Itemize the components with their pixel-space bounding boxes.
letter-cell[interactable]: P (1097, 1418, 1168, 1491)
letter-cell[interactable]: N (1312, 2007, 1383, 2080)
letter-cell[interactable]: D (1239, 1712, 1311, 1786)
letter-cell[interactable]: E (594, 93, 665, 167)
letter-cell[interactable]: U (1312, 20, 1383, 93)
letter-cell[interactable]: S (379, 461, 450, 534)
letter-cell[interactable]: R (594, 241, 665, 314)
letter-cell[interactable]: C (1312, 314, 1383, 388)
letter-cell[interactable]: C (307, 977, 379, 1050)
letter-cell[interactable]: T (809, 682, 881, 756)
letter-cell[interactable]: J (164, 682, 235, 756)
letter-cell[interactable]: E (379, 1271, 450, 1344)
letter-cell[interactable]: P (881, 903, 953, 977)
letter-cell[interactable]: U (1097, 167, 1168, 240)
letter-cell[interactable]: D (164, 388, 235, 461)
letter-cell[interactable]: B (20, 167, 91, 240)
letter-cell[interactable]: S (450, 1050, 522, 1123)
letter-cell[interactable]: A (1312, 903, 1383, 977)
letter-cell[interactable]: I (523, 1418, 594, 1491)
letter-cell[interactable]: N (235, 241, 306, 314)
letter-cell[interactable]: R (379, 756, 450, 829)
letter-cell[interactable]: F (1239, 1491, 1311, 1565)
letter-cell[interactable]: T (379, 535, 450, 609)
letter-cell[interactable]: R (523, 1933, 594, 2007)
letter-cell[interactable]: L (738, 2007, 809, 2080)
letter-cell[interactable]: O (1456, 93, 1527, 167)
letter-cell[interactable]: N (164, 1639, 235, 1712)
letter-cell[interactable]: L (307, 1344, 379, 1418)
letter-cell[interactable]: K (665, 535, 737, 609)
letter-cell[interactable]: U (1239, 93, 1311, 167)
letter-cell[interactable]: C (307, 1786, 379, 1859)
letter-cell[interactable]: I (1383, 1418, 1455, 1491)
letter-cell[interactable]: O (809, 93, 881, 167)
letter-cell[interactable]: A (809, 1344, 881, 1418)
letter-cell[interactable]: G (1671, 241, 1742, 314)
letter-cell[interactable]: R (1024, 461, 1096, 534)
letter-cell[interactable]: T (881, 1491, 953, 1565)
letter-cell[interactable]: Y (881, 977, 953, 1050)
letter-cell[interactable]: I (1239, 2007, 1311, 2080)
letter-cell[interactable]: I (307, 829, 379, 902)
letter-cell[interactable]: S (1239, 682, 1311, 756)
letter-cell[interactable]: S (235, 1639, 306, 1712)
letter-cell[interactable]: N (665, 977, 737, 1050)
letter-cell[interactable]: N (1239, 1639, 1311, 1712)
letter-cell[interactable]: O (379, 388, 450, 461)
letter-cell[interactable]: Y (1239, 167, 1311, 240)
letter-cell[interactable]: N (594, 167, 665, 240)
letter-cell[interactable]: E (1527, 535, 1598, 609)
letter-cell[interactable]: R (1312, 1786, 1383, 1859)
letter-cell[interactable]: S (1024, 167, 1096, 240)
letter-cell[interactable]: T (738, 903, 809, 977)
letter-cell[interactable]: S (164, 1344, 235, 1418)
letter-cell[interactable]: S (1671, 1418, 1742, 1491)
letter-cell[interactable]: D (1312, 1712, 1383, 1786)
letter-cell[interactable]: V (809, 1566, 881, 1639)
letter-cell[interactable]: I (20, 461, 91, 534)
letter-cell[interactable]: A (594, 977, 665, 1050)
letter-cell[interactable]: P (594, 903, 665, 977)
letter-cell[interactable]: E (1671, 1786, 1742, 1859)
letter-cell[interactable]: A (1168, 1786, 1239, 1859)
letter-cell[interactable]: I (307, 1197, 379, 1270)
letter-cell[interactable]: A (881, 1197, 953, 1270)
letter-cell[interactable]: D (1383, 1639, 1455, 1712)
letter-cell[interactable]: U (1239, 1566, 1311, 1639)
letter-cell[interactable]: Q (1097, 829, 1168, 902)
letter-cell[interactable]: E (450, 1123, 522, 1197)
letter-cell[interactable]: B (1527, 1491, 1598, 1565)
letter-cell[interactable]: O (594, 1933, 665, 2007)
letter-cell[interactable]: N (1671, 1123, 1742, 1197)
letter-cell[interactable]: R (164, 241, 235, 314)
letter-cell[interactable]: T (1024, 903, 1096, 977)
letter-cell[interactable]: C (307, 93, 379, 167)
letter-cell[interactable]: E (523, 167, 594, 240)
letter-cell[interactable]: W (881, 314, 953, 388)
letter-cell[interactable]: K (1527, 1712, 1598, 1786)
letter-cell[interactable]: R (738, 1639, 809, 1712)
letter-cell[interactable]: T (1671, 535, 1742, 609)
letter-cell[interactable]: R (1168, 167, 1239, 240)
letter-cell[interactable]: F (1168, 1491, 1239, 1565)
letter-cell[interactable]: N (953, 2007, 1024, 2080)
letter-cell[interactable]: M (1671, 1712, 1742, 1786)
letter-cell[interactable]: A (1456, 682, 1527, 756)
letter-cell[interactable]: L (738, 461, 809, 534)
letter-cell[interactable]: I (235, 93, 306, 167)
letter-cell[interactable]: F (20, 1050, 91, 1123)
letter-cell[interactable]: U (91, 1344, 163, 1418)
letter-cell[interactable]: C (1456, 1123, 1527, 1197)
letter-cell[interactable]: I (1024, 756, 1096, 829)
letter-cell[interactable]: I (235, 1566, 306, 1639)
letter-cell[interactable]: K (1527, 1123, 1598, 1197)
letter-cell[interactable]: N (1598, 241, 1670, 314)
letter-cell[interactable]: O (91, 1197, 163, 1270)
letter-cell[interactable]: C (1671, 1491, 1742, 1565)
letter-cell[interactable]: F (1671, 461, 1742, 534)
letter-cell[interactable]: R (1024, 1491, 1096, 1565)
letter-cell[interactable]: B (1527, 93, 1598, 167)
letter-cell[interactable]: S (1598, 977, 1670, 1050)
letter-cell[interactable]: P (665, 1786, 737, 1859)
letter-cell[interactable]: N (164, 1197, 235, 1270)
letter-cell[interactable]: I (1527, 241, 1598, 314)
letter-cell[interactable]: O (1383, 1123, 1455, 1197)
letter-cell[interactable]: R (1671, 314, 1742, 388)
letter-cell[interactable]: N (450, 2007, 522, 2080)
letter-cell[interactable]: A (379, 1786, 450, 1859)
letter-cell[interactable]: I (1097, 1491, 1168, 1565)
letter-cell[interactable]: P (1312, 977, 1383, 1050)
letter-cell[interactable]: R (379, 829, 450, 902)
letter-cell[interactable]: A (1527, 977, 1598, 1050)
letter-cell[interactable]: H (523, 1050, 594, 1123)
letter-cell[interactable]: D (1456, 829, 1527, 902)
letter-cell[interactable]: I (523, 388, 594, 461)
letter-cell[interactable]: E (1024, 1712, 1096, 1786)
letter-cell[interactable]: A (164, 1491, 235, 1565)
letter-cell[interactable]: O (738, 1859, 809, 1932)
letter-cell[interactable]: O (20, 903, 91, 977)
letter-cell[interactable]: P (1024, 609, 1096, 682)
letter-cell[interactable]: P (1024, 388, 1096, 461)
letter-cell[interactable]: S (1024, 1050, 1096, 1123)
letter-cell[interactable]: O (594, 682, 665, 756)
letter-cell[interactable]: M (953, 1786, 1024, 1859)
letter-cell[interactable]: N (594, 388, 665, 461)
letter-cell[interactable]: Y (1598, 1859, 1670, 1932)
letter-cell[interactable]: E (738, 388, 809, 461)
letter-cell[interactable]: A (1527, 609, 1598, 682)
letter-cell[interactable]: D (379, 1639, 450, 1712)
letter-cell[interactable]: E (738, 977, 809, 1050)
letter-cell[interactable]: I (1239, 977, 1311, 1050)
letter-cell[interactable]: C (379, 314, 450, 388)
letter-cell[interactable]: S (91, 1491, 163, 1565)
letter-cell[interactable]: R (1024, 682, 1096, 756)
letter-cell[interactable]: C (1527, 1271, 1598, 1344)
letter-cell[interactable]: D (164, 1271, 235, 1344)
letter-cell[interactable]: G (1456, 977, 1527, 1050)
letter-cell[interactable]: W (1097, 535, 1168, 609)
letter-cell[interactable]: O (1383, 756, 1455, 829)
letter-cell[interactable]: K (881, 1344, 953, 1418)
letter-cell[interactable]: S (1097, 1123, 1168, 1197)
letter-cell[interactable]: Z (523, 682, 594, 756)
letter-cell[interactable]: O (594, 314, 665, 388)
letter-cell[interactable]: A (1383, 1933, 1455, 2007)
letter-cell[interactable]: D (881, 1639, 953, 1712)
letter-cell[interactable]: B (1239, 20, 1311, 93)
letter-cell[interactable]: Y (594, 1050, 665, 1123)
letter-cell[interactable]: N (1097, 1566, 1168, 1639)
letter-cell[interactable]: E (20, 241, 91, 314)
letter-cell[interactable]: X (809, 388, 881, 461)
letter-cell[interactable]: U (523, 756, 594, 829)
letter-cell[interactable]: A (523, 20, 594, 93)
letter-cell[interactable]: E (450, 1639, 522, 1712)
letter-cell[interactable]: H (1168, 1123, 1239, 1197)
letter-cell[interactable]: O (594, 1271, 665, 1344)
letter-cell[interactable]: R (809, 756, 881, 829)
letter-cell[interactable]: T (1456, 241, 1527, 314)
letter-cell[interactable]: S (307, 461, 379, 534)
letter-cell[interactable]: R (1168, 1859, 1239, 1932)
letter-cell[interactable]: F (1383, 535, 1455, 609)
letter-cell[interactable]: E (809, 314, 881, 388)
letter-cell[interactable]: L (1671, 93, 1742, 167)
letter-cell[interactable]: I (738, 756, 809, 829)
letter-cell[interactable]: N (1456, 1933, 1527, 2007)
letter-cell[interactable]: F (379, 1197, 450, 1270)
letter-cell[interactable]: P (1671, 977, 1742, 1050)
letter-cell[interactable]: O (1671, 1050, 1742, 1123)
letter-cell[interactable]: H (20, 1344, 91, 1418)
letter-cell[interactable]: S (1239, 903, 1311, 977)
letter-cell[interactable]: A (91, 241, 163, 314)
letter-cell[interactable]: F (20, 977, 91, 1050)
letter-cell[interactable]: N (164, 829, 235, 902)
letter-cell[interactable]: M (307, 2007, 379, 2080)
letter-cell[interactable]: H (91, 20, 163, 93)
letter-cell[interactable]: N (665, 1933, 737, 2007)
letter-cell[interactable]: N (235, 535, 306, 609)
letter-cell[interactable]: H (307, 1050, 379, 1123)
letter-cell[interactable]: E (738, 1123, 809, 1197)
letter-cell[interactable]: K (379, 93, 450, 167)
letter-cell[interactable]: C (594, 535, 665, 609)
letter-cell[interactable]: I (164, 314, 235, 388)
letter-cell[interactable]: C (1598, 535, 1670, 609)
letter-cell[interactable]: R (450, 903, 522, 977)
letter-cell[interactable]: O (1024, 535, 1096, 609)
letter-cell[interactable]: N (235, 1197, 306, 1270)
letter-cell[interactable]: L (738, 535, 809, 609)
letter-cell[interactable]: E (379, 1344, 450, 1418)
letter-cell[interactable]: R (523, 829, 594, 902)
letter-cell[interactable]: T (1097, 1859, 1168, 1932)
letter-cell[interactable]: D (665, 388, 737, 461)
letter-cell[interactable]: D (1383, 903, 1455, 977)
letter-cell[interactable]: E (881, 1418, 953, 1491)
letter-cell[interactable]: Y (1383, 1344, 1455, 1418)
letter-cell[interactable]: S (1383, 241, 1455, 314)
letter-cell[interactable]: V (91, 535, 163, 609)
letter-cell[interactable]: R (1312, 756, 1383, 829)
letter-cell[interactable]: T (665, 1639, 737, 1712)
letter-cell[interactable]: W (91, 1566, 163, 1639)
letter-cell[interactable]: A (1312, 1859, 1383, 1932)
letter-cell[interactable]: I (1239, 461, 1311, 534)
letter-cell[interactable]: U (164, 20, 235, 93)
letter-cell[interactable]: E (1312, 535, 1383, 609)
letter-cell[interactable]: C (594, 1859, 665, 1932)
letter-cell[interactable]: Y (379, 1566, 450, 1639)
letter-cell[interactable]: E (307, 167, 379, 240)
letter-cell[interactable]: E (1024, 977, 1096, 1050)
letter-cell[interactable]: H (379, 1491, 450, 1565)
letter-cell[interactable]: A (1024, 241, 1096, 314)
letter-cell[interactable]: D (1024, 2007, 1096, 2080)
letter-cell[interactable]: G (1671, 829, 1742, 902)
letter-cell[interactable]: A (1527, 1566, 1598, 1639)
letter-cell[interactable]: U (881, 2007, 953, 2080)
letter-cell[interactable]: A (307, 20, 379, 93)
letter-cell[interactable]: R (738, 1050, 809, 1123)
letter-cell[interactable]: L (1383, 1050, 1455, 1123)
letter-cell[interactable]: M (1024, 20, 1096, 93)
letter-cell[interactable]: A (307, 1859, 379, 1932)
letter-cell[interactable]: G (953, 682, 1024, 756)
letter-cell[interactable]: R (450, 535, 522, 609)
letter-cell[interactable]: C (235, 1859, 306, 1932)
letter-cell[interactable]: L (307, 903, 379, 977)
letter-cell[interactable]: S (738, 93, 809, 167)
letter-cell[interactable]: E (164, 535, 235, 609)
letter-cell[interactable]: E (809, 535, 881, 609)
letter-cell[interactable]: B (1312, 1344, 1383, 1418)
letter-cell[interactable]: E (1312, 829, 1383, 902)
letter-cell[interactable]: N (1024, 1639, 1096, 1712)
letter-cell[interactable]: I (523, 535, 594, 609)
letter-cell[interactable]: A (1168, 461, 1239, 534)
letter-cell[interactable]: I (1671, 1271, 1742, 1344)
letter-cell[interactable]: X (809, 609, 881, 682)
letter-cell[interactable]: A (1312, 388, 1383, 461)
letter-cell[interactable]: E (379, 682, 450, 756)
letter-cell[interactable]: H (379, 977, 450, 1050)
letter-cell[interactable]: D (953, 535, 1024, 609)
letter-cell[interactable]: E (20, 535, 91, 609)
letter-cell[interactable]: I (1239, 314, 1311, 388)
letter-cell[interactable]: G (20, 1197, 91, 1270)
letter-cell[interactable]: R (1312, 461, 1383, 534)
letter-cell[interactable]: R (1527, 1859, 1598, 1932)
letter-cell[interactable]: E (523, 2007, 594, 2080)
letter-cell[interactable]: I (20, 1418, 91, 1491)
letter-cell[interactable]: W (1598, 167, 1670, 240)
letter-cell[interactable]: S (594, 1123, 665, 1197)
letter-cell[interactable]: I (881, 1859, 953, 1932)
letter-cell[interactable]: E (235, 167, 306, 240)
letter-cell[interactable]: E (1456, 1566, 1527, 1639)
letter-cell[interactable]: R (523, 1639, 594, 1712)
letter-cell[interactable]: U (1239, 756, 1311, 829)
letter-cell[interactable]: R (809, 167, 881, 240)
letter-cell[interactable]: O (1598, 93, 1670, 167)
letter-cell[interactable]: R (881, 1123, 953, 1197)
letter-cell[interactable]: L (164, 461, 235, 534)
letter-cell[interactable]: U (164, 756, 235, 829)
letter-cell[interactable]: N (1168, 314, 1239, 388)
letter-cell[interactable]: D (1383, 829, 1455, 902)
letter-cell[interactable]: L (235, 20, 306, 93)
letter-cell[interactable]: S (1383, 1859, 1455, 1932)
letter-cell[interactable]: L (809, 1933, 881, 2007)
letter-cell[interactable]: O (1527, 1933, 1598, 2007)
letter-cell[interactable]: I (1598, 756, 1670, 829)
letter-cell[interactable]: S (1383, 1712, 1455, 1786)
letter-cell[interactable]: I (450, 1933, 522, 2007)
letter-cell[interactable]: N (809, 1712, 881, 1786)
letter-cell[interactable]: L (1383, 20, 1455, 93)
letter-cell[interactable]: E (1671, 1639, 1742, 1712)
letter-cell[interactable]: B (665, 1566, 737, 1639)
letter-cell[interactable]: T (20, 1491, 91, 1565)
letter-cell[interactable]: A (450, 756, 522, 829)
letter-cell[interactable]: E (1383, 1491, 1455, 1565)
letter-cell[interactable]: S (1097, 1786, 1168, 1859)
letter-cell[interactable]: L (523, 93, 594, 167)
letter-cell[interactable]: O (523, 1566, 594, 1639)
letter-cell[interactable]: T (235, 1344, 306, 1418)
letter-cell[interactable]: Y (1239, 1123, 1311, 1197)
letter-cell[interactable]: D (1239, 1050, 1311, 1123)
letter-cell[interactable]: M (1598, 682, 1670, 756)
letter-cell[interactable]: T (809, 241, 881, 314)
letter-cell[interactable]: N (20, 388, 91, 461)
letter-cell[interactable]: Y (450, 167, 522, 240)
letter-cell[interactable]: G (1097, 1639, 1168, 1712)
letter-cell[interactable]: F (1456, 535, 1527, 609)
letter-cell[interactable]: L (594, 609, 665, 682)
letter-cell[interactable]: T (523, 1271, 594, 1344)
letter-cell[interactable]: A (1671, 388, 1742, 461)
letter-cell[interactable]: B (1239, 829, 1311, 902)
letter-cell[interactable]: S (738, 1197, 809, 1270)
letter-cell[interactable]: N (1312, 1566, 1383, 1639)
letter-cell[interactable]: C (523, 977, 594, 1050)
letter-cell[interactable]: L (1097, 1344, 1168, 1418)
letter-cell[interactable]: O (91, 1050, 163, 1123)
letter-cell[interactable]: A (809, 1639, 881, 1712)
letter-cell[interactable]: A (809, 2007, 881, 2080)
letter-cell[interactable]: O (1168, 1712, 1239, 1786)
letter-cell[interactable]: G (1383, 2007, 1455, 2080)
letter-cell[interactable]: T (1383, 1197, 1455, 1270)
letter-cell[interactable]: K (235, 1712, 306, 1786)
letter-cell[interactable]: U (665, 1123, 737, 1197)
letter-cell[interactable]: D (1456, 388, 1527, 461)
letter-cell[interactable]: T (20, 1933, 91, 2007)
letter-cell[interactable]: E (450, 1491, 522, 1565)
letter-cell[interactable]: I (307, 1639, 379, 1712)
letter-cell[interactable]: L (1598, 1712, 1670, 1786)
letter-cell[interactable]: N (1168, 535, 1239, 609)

### EXERCISE GOAL
Can you write out the records from the start through the line containing "letter-cell[interactable]: P (881, 903, 953, 977)", substituting "List" for "Itemize" and leaving everything else as it is?

### CORRECT RESULT
List the components with their pixel-space bounding boxes.
letter-cell[interactable]: P (1097, 1418, 1168, 1491)
letter-cell[interactable]: N (1312, 2007, 1383, 2080)
letter-cell[interactable]: D (1239, 1712, 1311, 1786)
letter-cell[interactable]: E (594, 93, 665, 167)
letter-cell[interactable]: U (1312, 20, 1383, 93)
letter-cell[interactable]: S (379, 461, 450, 534)
letter-cell[interactable]: R (594, 241, 665, 314)
letter-cell[interactable]: C (1312, 314, 1383, 388)
letter-cell[interactable]: C (307, 977, 379, 1050)
letter-cell[interactable]: T (809, 682, 881, 756)
letter-cell[interactable]: J (164, 682, 235, 756)
letter-cell[interactable]: E (379, 1271, 450, 1344)
letter-cell[interactable]: P (881, 903, 953, 977)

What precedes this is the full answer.